*What is asked*.
Retype every entry word for word.

*Dataset*.
——

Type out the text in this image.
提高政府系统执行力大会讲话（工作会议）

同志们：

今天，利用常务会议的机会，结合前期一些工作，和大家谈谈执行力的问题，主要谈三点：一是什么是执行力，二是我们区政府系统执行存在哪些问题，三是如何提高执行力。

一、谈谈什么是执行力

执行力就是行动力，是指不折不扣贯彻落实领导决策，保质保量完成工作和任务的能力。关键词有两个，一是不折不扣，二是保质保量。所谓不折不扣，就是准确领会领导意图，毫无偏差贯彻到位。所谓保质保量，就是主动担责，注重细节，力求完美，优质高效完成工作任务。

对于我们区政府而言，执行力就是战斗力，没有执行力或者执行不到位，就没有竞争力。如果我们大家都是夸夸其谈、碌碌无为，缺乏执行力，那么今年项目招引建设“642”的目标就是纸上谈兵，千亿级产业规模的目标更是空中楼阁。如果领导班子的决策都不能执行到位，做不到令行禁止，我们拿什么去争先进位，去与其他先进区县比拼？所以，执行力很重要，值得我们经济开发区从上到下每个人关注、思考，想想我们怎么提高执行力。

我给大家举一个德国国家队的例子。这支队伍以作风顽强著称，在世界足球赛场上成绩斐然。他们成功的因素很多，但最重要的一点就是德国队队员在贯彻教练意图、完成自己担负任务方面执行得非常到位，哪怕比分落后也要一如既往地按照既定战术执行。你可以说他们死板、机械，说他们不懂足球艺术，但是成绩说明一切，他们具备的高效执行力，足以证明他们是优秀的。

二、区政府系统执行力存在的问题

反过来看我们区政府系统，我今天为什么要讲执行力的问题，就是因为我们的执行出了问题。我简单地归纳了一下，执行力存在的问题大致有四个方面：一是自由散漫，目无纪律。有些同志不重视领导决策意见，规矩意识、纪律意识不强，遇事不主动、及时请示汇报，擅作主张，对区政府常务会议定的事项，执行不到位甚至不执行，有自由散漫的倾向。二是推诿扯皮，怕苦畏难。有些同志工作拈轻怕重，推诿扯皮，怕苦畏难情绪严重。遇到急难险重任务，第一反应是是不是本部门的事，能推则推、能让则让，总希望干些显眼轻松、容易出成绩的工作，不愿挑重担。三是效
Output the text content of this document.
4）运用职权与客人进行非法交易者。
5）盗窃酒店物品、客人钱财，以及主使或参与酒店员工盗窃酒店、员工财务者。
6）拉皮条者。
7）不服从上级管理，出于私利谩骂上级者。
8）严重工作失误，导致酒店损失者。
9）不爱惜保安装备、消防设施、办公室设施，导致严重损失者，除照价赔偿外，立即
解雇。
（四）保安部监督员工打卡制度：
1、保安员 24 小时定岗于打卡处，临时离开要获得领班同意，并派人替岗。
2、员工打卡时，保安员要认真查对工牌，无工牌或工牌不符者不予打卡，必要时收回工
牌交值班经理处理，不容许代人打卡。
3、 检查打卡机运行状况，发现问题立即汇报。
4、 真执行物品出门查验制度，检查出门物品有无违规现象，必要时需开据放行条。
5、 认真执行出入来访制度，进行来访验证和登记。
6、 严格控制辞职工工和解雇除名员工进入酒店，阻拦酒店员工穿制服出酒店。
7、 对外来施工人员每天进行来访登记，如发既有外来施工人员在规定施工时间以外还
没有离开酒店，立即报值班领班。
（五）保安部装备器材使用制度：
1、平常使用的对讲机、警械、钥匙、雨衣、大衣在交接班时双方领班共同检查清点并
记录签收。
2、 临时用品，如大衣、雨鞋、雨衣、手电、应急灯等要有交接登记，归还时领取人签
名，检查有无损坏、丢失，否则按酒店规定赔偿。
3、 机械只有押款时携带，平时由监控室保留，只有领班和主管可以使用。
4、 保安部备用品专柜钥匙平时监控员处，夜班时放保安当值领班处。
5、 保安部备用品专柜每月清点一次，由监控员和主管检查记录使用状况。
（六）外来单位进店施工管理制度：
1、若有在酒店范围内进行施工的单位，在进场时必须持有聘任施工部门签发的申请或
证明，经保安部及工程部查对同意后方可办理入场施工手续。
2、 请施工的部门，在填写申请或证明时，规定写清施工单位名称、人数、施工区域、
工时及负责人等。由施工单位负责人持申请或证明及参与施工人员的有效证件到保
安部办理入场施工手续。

——

*Result*.
Type out the text in this image.
提高政府系统执行力大会讲话（工作会议）

同志们：

今天，利用常务会议的机会，结合前期一些工作，和大家谈谈执行力的问题，主要谈三点：一是什么是执行力，二是我们区政府系统执行存在哪些问题，三是如何提高执行力。

一、谈谈什么是执行力

执行力就是行动力，是指不折不扣贯彻落实领导决策，保质保量完成工作和任务的能力。关键词有两个，一是不折不扣，二是保质保量。所谓不折不扣，就是准确领会领导意图，毫无偏差贯彻到位。所谓保质保量，就是主动担责，注重细节，力求完美，优质高效完成工作任务。

对于我们区政府而言，执行力就是战斗力，没有执行力或者执行不到位，就没有竞争力。如果我们大家都是夸夸其谈、碌碌无为，缺乏执行力，那么今年项目招引建设“642”的目标就是纸上谈兵，千亿级产业规模的目标更是空中楼阁。如果领导班子的决策都不能执行到位，做不到令行禁止，我们拿什么去争先进位，去与其他先进区县比拼？所以，执行力很重要，值得我们经济开发区从上到下每个人关注、思考，想想我们怎么提高执行力。

我给大家举一个德国国家队的例子。这支队伍以作风顽强著称，在世界足球赛场上成绩斐然。他们成功的因素很多，但最重要的一点就是德国队队员在贯彻教练意图、完成自己担负任务方面执行得非常到位，哪怕比分落后也要一如既往地按照既定战术执行。你可以说他们死板、机械，说他们不懂足球艺术，但是成绩说明一切，他们具备的高效执行力，足以证明他们是优秀的。

二、区政府系统执行力存在的问题

反过来看我们区政府系统，我今天为什么要讲执行力的问题，就是因为我们的执行出了问题。我简单地归纳了一下，执行力存在的问题大致有四个方面：一是自由散漫，目无纪律。有些同志不重视领导决策意见，规矩意识、纪律意识不强，遇事不主动、及时请示汇报，擅作主张，对区政府常务会议定的事项，执行不到位甚至不执行，有自由散漫的倾向。二是推诿扯皮，怕苦畏难。有些同志工作拈轻怕重，推诿扯皮，怕苦畏难情绪严重。遇到急难险重任务，第一反应是是不是本部门的事，能推则推、能让则让，总希望干些显眼轻松、容易出成绩的工作，不愿挑重担。三是效
Output the text content of this document.
4）运用职权与客人进行非法交易者。
5）盗窃酒店物品、客人钱财，以及主使或参与酒店员工盗窃酒店、员工财务者。
6）拉皮条者。
7）不服从上级管理，出于私利谩骂上级者。
8）严重工作失误，导致酒店损失者。
9）不爱惜保安装备、消防设施、办公室设施，导致严重损失者，除照价赔偿外，立即
解雇。
（四）保安部监督员工打卡制度：
1、保安员 24 小时定岗于打卡处，临时离开要获得领班同意，并派人替岗。
2、员工打卡时，保安员要认真查对工牌，无工牌或工牌不符者不予打卡，必要时收回工
牌交值班经理处理，不容许代人打卡。
3、 检查打卡机运行状况，发现问题立即汇报。
4、 真执行物品出门查验制度，检查出门物品有无违规现象，必要时需开据放行条。
5、 认真执行出入来访制度，进行来访验证和登记。
6、 严格控制辞职工工和解雇除名员工进入酒店，阻拦酒店员工穿制服出酒店。
7、 对外来施工人员每天进行来访登记，如发既有外来施工人员在规定施工时间以外还
没有离开酒店，立即报值班领班。
（五）保安部装备器材使用制度：
1、平常使用的对讲机、警械、钥匙、雨衣、大衣在交接班时双方领班共同检查清点并
记录签收。
2、 临时用品，如大衣、雨鞋、雨衣、手电、应急灯等要有交接登记，归还时领取人签
名，检查有无损坏、丢失，否则按酒店规定赔偿。
3、 机械只有押款时携带，平时由监控室保留，只有领班和主管可以使用。
4、 保安部备用品专柜钥匙平时监控员处，夜班时放保安当值领班处。
5、 保安部备用品专柜每月清点一次，由监控员和主管检查记录使用状况。
（六）外来单位进店施工管理制度：
1、若有在酒店范围内进行施工的单位，在进场时必须持有聘任施工部门签发的申请或
证明，经保安部及工程部查对同意后方可办理入场施工手续。
2、 请施工的部门，在填写申请或证明时，规定写清施工单位名称、人数、施工区域、
工时及负责人等。由施工单位负责人持申请或证明及参与施工人员的有效证件到保
安部办理入场施工手续。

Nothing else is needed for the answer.